**Written instruction:**
Work through the data line by line, gathering every line that has the word "this".

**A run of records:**
•••••

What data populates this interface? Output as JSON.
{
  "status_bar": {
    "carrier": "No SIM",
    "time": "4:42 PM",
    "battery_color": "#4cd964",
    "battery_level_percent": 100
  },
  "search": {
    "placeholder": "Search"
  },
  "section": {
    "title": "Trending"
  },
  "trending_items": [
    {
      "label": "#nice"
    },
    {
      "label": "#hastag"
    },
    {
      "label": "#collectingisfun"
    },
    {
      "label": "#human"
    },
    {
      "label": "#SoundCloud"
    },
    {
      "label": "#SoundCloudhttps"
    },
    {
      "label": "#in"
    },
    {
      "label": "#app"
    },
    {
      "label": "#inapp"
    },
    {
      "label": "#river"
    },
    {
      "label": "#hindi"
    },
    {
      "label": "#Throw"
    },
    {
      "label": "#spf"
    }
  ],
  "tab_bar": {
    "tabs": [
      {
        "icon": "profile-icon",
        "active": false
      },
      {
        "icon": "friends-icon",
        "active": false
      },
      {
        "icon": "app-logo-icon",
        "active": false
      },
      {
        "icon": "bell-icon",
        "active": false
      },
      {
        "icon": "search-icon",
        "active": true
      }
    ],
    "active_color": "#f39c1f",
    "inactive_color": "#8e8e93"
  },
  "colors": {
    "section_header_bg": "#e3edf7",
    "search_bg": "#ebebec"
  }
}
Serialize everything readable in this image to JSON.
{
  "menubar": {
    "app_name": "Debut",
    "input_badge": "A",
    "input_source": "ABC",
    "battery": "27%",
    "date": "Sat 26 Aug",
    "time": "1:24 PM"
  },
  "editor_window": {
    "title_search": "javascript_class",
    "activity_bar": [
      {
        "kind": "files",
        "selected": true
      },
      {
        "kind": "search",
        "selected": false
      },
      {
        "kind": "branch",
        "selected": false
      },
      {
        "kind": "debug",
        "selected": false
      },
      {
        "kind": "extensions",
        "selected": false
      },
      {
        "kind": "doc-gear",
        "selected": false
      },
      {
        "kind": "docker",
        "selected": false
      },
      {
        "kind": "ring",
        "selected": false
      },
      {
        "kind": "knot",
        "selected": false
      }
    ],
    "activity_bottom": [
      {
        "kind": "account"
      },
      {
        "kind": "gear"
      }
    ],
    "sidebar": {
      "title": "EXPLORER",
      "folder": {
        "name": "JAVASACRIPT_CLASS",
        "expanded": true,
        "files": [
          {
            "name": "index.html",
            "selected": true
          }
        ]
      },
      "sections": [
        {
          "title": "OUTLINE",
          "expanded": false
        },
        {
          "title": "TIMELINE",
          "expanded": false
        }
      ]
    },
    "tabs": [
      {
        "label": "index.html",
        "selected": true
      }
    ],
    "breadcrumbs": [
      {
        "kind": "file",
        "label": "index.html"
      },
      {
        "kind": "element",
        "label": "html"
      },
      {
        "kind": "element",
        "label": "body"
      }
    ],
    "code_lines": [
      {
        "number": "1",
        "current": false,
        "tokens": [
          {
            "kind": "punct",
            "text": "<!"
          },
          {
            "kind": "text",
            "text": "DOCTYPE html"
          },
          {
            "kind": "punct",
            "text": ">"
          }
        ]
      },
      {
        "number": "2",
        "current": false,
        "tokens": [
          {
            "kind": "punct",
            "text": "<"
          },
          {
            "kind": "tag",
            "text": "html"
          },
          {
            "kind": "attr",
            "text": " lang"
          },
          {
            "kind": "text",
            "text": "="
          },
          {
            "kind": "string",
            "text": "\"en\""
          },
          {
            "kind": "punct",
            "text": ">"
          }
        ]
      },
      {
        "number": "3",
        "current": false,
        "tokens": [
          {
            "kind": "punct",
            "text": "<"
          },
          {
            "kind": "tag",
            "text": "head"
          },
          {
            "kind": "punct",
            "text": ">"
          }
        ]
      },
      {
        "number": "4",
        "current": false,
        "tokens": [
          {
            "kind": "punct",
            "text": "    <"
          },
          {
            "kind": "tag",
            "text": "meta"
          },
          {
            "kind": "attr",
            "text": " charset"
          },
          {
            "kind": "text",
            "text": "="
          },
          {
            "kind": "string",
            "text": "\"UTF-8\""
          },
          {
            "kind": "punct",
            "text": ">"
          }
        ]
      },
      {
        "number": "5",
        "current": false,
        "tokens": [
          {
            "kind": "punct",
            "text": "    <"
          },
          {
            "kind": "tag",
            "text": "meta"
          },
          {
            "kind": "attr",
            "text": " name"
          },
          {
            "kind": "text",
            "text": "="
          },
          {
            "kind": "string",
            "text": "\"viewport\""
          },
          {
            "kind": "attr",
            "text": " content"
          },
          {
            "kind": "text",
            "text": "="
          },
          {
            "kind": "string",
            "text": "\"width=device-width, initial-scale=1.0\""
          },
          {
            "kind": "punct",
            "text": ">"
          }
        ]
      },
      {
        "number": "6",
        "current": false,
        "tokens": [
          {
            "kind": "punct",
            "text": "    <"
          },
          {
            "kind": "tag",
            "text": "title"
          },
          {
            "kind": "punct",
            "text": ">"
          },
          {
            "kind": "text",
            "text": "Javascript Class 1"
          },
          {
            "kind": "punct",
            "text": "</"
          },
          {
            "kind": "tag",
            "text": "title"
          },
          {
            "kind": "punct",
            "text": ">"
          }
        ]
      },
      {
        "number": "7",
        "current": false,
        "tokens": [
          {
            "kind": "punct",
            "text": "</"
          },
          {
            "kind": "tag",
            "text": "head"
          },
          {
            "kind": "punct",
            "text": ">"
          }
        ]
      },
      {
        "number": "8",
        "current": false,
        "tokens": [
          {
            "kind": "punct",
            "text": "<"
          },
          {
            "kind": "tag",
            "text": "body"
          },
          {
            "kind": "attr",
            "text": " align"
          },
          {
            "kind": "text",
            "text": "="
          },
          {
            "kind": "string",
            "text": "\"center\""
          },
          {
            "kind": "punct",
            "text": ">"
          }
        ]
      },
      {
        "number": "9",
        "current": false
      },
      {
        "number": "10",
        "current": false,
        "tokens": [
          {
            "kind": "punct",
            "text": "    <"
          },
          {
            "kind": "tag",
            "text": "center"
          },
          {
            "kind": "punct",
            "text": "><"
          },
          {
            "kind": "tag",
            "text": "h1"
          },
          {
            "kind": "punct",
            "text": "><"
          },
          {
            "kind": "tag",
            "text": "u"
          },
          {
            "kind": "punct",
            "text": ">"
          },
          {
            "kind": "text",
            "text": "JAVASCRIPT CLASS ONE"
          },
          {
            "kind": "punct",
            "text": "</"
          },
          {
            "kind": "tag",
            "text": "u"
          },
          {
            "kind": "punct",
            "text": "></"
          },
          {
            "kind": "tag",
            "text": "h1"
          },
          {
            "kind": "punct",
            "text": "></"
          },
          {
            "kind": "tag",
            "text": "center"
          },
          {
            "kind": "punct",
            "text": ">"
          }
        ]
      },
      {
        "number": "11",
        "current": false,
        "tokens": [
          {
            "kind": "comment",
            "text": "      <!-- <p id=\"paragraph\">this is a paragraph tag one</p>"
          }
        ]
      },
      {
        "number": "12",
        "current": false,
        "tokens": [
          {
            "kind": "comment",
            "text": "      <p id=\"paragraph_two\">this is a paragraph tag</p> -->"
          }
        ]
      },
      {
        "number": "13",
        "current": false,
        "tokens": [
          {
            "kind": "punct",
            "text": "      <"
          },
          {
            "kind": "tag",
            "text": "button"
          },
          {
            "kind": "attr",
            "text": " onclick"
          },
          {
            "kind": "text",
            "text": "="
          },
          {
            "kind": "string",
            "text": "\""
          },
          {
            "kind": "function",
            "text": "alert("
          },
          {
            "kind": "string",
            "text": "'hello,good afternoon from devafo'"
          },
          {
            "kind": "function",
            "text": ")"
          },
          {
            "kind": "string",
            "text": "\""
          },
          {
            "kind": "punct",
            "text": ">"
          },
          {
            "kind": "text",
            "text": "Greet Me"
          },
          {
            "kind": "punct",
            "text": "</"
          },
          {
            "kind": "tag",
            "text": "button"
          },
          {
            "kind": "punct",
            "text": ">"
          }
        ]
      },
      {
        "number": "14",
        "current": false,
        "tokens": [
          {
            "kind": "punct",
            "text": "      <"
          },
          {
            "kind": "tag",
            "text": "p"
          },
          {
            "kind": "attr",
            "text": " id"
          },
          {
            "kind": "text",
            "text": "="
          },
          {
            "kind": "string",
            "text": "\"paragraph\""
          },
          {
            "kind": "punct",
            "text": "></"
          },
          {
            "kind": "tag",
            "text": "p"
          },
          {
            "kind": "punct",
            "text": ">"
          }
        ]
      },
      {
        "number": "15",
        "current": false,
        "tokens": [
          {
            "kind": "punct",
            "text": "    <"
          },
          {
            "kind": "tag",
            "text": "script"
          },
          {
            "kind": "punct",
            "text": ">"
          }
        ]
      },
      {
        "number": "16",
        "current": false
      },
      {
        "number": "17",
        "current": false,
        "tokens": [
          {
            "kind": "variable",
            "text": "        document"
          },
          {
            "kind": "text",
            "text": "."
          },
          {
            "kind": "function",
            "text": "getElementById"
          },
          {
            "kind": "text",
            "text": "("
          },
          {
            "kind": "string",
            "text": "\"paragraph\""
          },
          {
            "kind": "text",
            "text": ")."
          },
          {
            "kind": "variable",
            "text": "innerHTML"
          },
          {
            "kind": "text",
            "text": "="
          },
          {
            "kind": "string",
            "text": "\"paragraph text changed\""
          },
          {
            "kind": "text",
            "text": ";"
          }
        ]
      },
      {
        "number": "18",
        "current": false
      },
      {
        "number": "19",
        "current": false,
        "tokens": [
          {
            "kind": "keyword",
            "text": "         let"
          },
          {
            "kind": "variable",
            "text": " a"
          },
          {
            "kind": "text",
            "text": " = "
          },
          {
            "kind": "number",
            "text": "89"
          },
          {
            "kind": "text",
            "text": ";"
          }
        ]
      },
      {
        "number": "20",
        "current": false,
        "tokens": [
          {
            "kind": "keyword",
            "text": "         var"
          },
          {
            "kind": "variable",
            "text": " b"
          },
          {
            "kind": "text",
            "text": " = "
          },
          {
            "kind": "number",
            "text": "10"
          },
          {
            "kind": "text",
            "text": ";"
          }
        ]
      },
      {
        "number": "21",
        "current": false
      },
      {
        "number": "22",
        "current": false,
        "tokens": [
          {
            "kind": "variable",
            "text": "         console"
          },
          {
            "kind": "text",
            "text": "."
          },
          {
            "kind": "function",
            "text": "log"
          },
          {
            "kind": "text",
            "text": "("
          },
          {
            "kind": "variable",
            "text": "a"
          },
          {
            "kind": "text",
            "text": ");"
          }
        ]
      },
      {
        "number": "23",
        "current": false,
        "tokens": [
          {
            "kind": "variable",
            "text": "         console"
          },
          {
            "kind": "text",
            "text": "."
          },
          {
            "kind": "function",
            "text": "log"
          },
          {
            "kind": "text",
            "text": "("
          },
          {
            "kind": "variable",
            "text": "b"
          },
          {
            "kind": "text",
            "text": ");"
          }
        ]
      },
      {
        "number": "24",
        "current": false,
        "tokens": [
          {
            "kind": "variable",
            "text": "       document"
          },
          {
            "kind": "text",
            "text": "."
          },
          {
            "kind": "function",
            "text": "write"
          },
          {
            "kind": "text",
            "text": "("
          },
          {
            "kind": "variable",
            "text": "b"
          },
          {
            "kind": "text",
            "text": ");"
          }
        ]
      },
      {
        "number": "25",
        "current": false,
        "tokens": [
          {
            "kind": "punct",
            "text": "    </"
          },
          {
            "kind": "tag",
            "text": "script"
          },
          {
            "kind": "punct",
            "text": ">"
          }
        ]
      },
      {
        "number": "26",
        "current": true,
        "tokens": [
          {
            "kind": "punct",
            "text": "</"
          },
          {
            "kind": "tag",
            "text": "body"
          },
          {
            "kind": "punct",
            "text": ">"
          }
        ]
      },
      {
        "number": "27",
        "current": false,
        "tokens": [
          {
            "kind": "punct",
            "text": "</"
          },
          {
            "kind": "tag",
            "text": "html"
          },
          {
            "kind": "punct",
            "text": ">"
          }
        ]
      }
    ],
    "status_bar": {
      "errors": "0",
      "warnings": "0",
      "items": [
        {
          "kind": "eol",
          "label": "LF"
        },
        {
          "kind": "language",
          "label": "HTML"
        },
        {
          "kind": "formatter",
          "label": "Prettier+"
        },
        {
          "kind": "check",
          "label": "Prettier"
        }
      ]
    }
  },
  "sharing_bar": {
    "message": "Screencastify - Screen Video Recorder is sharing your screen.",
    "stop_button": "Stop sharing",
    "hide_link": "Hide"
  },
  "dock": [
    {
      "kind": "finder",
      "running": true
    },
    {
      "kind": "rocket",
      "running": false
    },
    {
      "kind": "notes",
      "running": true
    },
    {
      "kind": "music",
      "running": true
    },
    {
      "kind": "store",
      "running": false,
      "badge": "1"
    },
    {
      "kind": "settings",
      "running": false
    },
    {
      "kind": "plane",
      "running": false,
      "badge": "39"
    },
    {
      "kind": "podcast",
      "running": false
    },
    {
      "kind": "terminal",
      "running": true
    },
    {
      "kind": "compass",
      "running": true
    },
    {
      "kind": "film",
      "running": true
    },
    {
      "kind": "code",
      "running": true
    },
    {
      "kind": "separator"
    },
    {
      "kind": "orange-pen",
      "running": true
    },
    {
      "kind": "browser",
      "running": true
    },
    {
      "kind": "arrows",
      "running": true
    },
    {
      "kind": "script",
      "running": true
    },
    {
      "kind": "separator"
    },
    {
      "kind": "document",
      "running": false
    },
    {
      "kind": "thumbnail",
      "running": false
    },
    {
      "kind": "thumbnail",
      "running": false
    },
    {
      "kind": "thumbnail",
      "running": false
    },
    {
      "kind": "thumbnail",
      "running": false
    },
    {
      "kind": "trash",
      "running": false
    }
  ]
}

•••••

**Exercise solution:**
What data populates this interface? Output as JSON.
Serialize everything readable in this image to JSON.
            "text": "      <!-- <p id=\"paragraph\">this is a paragraph tag one</p>"
            "text": "      <p id=\"paragraph_two\">this is a paragraph tag</p> -->"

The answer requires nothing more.